begin Material to process
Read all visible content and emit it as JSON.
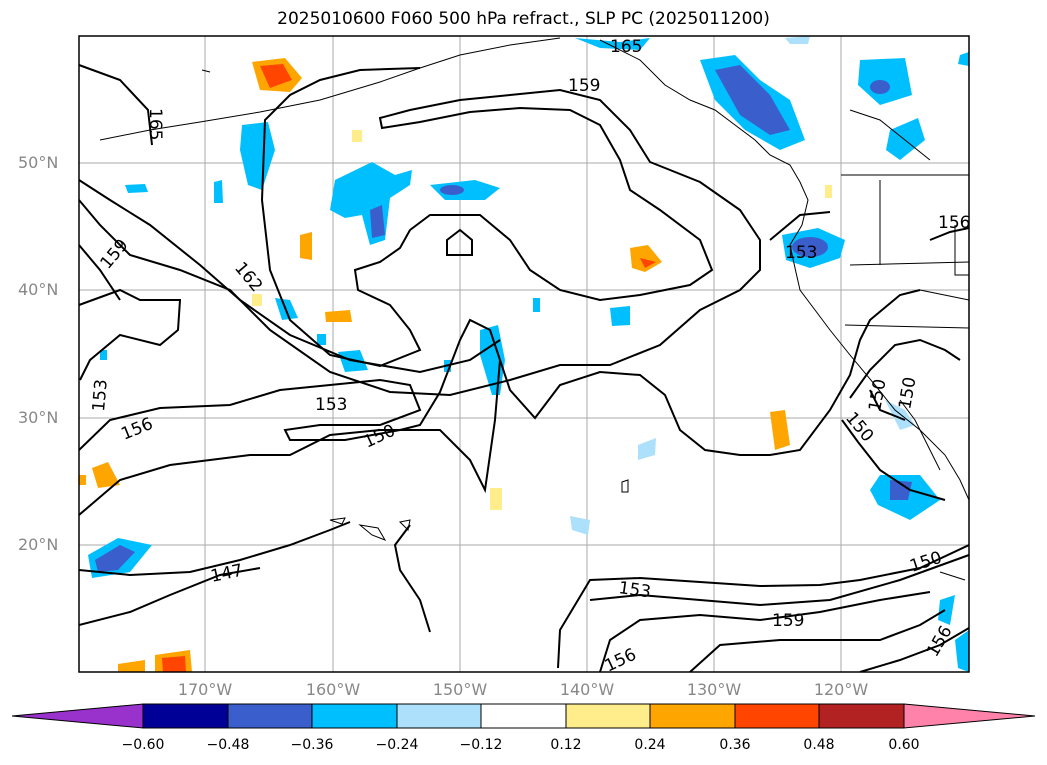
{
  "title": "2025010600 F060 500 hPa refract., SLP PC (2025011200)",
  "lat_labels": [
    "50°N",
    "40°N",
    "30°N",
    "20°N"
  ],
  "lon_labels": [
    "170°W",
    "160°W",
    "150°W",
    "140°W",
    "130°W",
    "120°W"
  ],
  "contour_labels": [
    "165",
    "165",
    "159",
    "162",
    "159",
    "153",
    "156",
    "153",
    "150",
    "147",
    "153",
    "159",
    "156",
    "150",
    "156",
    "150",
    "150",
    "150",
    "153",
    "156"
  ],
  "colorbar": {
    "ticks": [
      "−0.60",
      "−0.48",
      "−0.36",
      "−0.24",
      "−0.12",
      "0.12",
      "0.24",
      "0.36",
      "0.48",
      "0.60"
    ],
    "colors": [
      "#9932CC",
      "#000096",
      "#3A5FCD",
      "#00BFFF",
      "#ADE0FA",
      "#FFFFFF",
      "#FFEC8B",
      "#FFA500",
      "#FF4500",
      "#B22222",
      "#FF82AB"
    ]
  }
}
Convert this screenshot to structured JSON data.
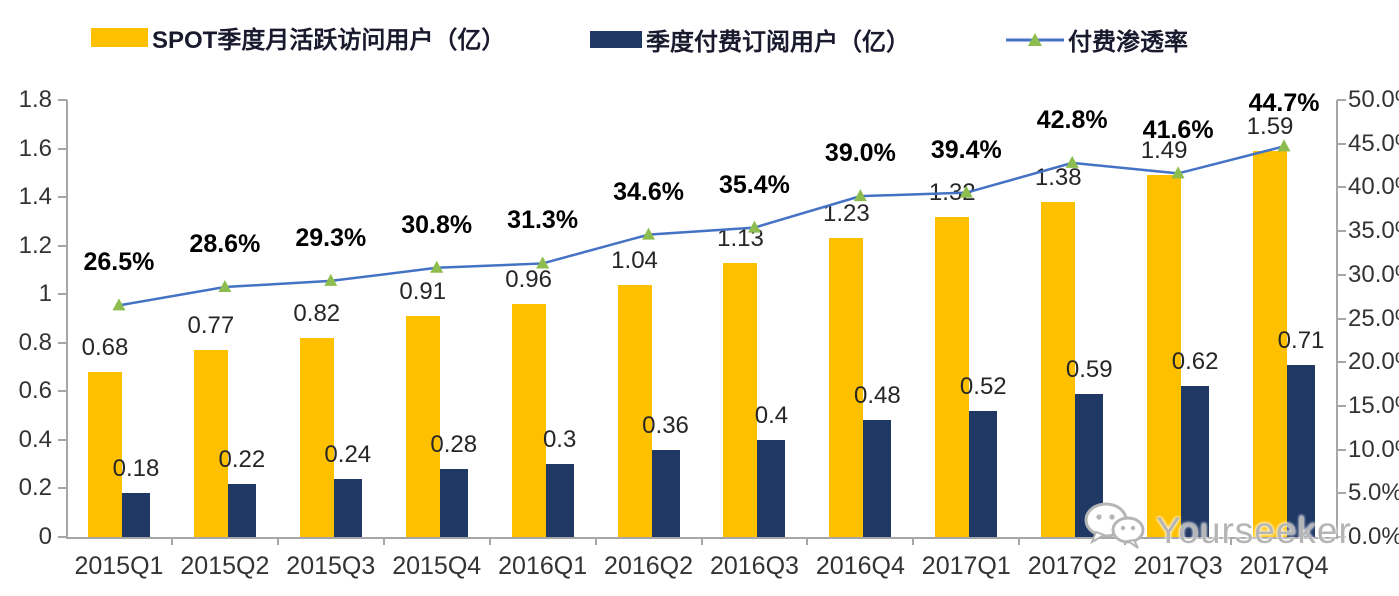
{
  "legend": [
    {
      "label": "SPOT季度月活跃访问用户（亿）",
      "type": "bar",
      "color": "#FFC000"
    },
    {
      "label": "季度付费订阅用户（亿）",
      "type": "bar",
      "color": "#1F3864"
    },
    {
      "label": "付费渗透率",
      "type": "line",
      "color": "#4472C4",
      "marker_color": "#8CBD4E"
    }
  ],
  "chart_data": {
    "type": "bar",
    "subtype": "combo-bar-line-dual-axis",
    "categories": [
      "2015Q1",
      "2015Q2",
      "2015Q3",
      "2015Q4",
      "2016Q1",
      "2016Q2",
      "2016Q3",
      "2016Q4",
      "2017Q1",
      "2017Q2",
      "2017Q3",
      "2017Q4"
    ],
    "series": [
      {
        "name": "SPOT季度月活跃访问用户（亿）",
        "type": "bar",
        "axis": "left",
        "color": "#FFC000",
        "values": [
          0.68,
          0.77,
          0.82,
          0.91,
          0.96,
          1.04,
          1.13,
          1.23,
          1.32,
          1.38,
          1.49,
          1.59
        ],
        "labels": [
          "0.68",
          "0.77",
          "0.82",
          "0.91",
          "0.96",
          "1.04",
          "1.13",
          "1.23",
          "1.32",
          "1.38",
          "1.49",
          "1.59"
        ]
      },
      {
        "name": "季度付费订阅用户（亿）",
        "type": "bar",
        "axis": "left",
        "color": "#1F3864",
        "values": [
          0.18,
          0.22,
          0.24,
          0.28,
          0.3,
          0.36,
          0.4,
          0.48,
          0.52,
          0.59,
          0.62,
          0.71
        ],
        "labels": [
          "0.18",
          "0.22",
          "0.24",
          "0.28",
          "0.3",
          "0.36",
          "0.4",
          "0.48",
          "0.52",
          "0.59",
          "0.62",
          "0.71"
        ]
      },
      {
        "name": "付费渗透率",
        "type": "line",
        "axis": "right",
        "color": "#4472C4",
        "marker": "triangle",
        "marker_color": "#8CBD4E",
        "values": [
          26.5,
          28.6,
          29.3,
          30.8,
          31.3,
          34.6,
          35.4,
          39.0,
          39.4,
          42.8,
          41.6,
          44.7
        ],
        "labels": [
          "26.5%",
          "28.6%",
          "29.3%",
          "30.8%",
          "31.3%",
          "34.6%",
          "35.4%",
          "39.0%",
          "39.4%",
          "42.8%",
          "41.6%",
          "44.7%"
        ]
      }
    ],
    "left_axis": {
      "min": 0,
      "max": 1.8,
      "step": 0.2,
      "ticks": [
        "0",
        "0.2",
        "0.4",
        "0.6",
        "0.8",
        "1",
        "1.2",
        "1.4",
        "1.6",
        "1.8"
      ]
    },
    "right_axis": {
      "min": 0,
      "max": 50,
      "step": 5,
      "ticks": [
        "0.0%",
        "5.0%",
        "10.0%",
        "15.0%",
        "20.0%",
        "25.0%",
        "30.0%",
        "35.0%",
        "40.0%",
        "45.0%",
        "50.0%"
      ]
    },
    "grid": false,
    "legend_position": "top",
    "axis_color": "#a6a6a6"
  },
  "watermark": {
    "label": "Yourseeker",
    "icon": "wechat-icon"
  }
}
end Material to process
- [Job]
Set the listing down in full and exactly. Pictures within it should not appear in the copy.

- [Solution for this problem]
Read all visible content and emit it as JSON.
{
  "title": "2025010600 F060 500 hPa refract., SLP PC (2025011200)",
  "lat_labels": [
    "50°N",
    "40°N",
    "30°N",
    "20°N"
  ],
  "lon_labels": [
    "170°W",
    "160°W",
    "150°W",
    "140°W",
    "130°W",
    "120°W"
  ],
  "contour_labels": [
    "165",
    "165",
    "159",
    "162",
    "159",
    "153",
    "156",
    "153",
    "150",
    "147",
    "153",
    "159",
    "156",
    "150",
    "156",
    "150",
    "150",
    "150",
    "153",
    "156"
  ],
  "colorbar": {
    "ticks": [
      "−0.60",
      "−0.48",
      "−0.36",
      "−0.24",
      "−0.12",
      "0.12",
      "0.24",
      "0.36",
      "0.48",
      "0.60"
    ],
    "colors": [
      "#9932CC",
      "#000096",
      "#3A5FCD",
      "#00BFFF",
      "#ADE0FA",
      "#FFFFFF",
      "#FFEC8B",
      "#FFA500",
      "#FF4500",
      "#B22222",
      "#FF82AB"
    ]
  }
}
Convert this screenshot to structured JSON data.
{
  "legend": [
    {
      "label": "SPOT季度月活跃访问用户（亿）",
      "type": "bar",
      "color": "#FFC000"
    },
    {
      "label": "季度付费订阅用户（亿）",
      "type": "bar",
      "color": "#1F3864"
    },
    {
      "label": "付费渗透率",
      "type": "line",
      "color": "#4472C4",
      "marker_color": "#8CBD4E"
    }
  ],
  "chart_data": {
    "type": "bar",
    "subtype": "combo-bar-line-dual-axis",
    "categories": [
      "2015Q1",
      "2015Q2",
      "2015Q3",
      "2015Q4",
      "2016Q1",
      "2016Q2",
      "2016Q3",
      "2016Q4",
      "2017Q1",
      "2017Q2",
      "2017Q3",
      "2017Q4"
    ],
    "series": [
      {
        "name": "SPOT季度月活跃访问用户（亿）",
        "type": "bar",
        "axis": "left",
        "color": "#FFC000",
        "values": [
          0.68,
          0.77,
          0.82,
          0.91,
          0.96,
          1.04,
          1.13,
          1.23,
          1.32,
          1.38,
          1.49,
          1.59
        ],
        "labels": [
          "0.68",
          "0.77",
          "0.82",
          "0.91",
          "0.96",
          "1.04",
          "1.13",
          "1.23",
          "1.32",
          "1.38",
          "1.49",
          "1.59"
        ]
      },
      {
        "name": "季度付费订阅用户（亿）",
        "type": "bar",
        "axis": "left",
        "color": "#1F3864",
        "values": [
          0.18,
          0.22,
          0.24,
          0.28,
          0.3,
          0.36,
          0.4,
          0.48,
          0.52,
          0.59,
          0.62,
          0.71
        ],
        "labels": [
          "0.18",
          "0.22",
          "0.24",
          "0.28",
          "0.3",
          "0.36",
          "0.4",
          "0.48",
          "0.52",
          "0.59",
          "0.62",
          "0.71"
        ]
      },
      {
        "name": "付费渗透率",
        "type": "line",
        "axis": "right",
        "color": "#4472C4",
        "marker": "triangle",
        "marker_color": "#8CBD4E",
        "values": [
          26.5,
          28.6,
          29.3,
          30.8,
          31.3,
          34.6,
          35.4,
          39.0,
          39.4,
          42.8,
          41.6,
          44.7
        ],
        "labels": [
          "26.5%",
          "28.6%",
          "29.3%",
          "30.8%",
          "31.3%",
          "34.6%",
          "35.4%",
          "39.0%",
          "39.4%",
          "42.8%",
          "41.6%",
          "44.7%"
        ]
      }
    ],
    "left_axis": {
      "min": 0,
      "max": 1.8,
      "step": 0.2,
      "ticks": [
        "0",
        "0.2",
        "0.4",
        "0.6",
        "0.8",
        "1",
        "1.2",
        "1.4",
        "1.6",
        "1.8"
      ]
    },
    "right_axis": {
      "min": 0,
      "max": 50,
      "step": 5,
      "ticks": [
        "0.0%",
        "5.0%",
        "10.0%",
        "15.0%",
        "20.0%",
        "25.0%",
        "30.0%",
        "35.0%",
        "40.0%",
        "45.0%",
        "50.0%"
      ]
    },
    "grid": false,
    "legend_position": "top",
    "axis_color": "#a6a6a6"
  },
  "watermark": {
    "label": "Yourseeker",
    "icon": "wechat-icon"
  }
}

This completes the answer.